[SET EXERCISE 1]
Using the album article below, explain in one to three sentences what the title "Malikat Jamal Al Kawn" means in English and what the short form "MJK" stands for.
[SET EXERCISE 2]
Extend the album article below, beginning after its final sentence.

[EXTRACT TO READ]

Studio album by Haifa Wehbe
- Released: May 8, 2012
- Genre: Arabic pop, pop-folk
- Length: 57:08
- Label: Rotana
- Producer: Haifa Wehbe (exec.), Hadi Sharara

Haifa Wehbe chronology
| Baby Haifa (2010) | Malikat Jamal Al Kawn ملكة جمال الكون (2012) | Hawwa (2018) |

Singles from "MJK"
- "Bokra Bfarjik" Released: 2012; "Malikat Jamal Al Kawn" Released: 2012; "Ezzay Ansak" Released: 2013;

= Malikat Jamal Al Kawn =

Malikat Jamal Al Kawn (Arabic: ملكة جمال الكون) (MJK; English: "Miss Universe") is the sixth studio album by Lebanese Arabic pop singer Haifa Wehbe, released on May 8, 2012. The album contains 14 songs, a fusion of oriental and western music sung in three different dialects: Egyptian, Lebanese and Gulf Arabic.

[GIVEN DATA]
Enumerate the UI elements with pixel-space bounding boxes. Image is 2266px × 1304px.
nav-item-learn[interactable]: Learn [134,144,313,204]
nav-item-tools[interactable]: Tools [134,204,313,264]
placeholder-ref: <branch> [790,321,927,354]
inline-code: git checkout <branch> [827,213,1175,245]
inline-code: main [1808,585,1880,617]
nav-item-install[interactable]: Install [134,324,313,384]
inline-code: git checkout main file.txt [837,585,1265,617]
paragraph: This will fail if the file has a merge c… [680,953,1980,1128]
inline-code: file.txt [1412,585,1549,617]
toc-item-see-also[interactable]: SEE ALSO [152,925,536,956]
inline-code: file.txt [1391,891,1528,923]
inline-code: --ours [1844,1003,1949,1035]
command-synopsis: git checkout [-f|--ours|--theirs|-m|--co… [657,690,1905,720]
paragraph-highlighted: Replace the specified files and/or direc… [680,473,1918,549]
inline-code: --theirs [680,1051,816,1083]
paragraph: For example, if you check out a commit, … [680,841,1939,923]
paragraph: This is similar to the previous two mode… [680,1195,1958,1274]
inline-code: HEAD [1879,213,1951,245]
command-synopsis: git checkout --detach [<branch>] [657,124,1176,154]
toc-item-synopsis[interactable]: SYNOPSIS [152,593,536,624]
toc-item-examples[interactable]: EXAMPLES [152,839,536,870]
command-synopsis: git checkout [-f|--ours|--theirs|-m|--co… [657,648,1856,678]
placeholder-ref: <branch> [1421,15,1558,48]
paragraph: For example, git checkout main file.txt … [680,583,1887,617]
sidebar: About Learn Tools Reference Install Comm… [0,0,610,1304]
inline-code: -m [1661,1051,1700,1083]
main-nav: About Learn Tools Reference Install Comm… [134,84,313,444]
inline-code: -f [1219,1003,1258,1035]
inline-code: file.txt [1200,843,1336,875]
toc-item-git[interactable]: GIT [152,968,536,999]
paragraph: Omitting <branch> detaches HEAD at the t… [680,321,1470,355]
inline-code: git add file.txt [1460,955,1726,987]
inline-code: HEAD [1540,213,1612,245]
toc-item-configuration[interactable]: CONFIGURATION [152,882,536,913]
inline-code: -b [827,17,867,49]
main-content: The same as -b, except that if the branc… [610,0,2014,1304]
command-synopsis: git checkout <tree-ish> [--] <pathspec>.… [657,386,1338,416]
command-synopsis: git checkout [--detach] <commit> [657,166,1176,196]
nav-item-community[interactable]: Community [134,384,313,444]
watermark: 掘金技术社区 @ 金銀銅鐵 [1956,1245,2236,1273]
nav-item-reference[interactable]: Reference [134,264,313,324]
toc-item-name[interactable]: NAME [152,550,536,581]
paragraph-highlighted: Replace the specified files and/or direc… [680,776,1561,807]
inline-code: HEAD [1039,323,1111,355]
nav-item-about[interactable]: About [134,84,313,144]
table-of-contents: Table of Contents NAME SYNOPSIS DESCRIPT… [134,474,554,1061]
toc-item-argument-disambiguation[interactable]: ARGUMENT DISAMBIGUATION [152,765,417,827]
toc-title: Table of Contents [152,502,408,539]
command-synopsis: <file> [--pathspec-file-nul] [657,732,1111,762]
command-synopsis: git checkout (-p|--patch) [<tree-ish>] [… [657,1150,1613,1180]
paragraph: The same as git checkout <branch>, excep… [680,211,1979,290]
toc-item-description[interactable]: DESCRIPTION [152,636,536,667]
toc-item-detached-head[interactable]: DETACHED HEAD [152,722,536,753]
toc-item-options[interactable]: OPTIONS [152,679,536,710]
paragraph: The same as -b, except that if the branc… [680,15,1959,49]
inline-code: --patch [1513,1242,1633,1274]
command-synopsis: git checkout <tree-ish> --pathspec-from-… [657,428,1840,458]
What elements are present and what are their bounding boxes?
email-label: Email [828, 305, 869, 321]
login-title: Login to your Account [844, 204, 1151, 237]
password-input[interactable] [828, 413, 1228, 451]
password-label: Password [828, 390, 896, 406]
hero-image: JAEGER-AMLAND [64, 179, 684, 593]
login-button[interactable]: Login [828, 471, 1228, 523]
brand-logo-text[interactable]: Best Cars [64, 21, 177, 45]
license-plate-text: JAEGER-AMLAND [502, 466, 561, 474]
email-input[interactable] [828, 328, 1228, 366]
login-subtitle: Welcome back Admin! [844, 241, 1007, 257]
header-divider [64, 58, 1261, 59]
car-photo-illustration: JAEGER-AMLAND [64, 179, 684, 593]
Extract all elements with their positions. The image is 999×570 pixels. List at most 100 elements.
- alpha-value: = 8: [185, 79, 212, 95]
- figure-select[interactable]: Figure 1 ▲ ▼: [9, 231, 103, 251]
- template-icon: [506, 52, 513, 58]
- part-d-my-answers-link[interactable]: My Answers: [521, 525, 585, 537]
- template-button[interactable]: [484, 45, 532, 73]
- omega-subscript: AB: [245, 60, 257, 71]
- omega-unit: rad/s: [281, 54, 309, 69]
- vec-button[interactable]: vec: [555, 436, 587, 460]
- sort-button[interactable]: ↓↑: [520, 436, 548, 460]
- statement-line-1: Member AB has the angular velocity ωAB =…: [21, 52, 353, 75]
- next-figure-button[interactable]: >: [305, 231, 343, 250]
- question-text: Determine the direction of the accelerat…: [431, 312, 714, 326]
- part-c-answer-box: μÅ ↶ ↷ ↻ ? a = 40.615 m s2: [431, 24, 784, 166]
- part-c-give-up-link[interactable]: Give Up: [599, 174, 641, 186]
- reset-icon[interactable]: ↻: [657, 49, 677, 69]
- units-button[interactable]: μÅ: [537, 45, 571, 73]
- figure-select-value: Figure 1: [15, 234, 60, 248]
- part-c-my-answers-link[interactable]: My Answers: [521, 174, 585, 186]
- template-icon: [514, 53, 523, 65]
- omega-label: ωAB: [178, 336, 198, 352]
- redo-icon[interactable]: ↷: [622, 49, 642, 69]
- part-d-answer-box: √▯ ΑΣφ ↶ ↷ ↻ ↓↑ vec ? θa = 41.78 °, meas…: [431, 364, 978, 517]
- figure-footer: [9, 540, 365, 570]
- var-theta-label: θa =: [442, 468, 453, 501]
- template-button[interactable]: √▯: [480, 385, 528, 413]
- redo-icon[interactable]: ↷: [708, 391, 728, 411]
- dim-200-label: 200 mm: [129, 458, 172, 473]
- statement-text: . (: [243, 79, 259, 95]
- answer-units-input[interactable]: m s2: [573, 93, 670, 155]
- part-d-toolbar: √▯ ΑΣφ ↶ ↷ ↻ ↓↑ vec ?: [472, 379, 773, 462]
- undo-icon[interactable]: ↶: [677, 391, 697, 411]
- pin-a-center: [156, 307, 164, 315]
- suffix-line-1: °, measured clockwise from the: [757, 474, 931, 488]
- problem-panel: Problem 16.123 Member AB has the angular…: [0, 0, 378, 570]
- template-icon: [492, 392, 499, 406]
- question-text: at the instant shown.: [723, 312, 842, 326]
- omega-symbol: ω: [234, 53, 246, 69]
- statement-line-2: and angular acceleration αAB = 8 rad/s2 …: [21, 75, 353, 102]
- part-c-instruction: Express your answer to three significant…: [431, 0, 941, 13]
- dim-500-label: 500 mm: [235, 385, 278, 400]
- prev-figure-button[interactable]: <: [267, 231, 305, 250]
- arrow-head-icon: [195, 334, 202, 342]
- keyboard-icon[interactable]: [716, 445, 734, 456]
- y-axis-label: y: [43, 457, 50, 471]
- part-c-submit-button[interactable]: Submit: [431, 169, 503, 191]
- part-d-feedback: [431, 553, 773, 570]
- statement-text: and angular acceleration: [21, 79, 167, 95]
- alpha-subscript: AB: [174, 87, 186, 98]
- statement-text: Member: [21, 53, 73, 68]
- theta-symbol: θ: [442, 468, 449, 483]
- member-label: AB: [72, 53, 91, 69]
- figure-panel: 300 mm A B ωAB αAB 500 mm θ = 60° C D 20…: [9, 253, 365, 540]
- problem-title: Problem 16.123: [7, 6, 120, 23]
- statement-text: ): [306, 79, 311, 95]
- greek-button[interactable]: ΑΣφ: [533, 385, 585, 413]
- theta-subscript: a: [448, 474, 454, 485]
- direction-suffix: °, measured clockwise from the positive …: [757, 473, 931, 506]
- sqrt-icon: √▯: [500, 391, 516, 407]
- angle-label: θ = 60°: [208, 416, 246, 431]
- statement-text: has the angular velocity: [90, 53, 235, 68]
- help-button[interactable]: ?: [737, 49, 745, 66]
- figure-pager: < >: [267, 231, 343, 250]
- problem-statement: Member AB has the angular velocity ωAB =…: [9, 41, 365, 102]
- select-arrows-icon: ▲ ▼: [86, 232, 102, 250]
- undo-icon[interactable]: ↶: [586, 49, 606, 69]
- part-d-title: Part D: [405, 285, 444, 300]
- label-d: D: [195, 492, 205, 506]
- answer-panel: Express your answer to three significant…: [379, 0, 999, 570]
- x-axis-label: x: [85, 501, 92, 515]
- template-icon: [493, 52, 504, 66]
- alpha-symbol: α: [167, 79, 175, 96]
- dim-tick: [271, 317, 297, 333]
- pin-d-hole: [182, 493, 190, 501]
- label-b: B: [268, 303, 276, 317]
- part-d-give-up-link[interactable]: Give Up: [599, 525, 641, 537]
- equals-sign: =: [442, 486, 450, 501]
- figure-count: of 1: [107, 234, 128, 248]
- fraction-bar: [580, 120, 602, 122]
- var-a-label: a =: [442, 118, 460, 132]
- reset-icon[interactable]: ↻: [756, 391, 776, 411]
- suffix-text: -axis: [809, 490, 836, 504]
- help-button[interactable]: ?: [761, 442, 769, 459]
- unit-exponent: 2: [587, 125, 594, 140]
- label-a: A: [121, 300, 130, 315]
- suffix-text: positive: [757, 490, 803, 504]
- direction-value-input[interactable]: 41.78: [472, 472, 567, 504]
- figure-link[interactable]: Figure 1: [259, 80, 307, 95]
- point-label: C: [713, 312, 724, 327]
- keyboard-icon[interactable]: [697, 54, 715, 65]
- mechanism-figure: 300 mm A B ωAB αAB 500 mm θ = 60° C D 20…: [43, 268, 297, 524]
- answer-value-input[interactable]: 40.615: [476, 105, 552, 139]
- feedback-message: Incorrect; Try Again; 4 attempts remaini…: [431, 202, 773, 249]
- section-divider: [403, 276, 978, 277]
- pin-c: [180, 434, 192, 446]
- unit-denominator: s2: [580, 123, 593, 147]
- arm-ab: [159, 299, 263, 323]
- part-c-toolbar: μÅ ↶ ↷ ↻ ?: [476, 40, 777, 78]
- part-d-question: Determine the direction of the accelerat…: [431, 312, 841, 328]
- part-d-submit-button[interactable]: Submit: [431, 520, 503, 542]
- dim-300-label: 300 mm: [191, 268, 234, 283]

[TASK RESULT 1]
The Arabic title "Malikat Jamal Al Kawn" means "Miss Universe" in English. "MJK" is the short form of that title, formed from the initials of Malikat Jamal Al Kawn.

[TASK RESULT 2]
==Charts and critical reception==
The album ranked #1 on the iTunes Worldwide albums chart, being the first Lebanese artist to hold this position on the chart and the album has sold over 10,000,000 copies to date.

==Singles==
- "Bokra Bfarjik" was the first single. Its video was shot in Italy, directed by Giangi Magnoni and released on 10 May.
- The second single was "MJK" and its music video was shot in New York.
- The third single was "Ezzay Ansak", released in 2013.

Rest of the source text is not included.